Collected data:
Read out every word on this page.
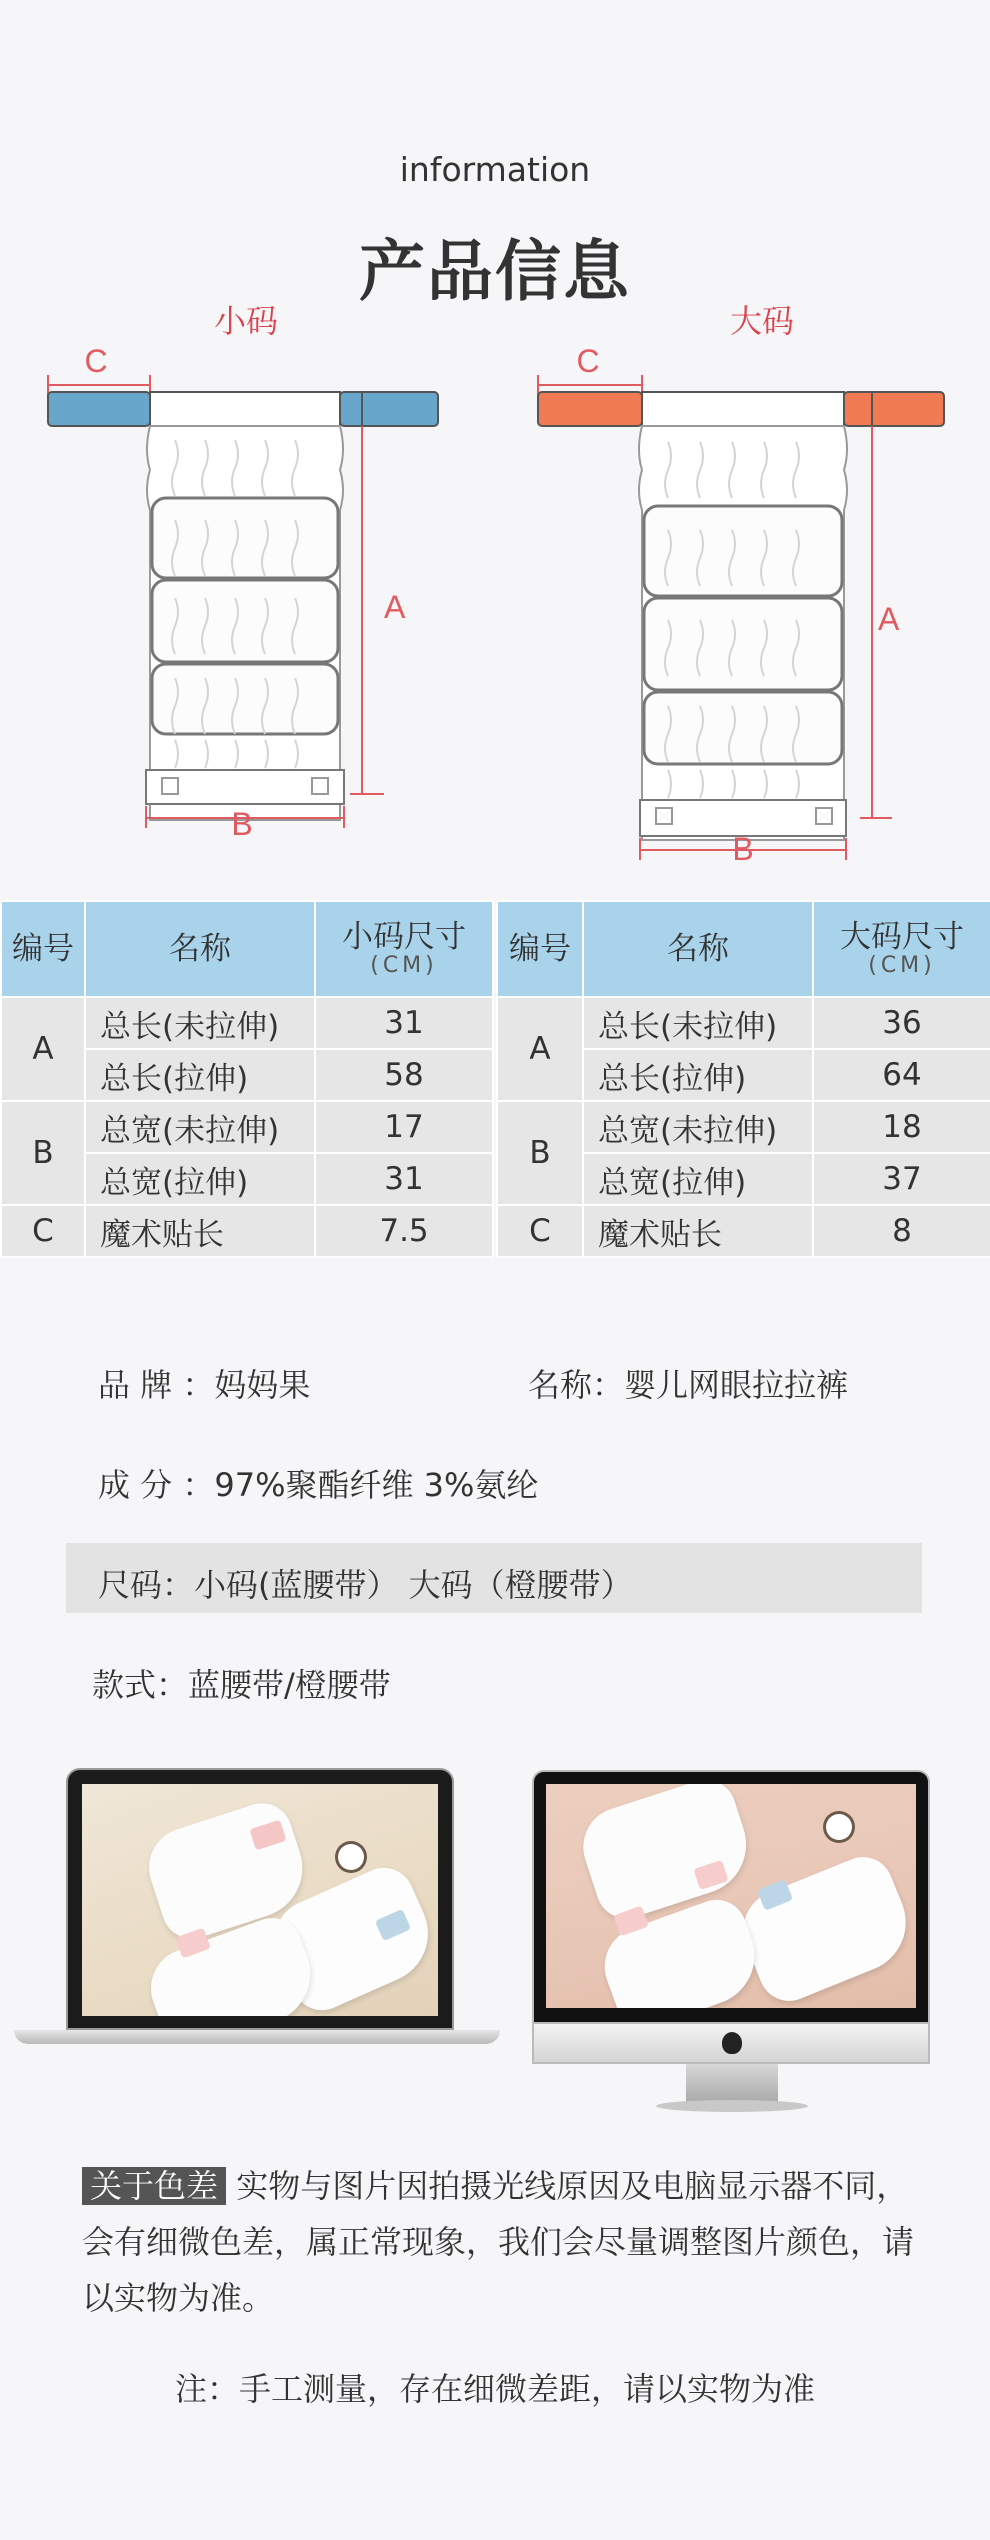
information
产品信息
小码	大码
C
A
B
C
A
B
编号	名称	小码尺寸
(CM)

A	总长(未拉伸)	31
	总长(拉伸)	58
B	总宽(未拉伸)	17
	总宽(拉伸)	31
C	魔术贴长	7.5
编号	名称	大码尺寸
(CM)

A	总长(未拉伸)	36
	总长(拉伸)	64
B	总宽(未拉伸)	18
	总宽(拉伸)	37
C	魔术贴长	8
品 牌 ：妈妈果	名称：婴儿网眼拉拉裤
成 分 ：97%聚酯纤维 3%氨纶
尺码：小码(蓝腰带） 大码（橙腰带）
款式：蓝腰带/橙腰带
关于色差 实物与图片因拍摄光线原因及电脑显示器不同，会有细微色差，属正常现象，我们会尽量调整图片颜色，请以实物为准。
注：手工测量，存在细微差距，请以实物为准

Task to complete: Every line of the records that includes the word "请以实物为准" should be gathered.

Answer in full:
关于色差 实物与图片因拍摄光线原因及电脑显示器不同，会有细微色差，属正常现象，我们会尽量调整图片颜色，请以实物为准。
注：手工测量，存在细微差距，请以实物为准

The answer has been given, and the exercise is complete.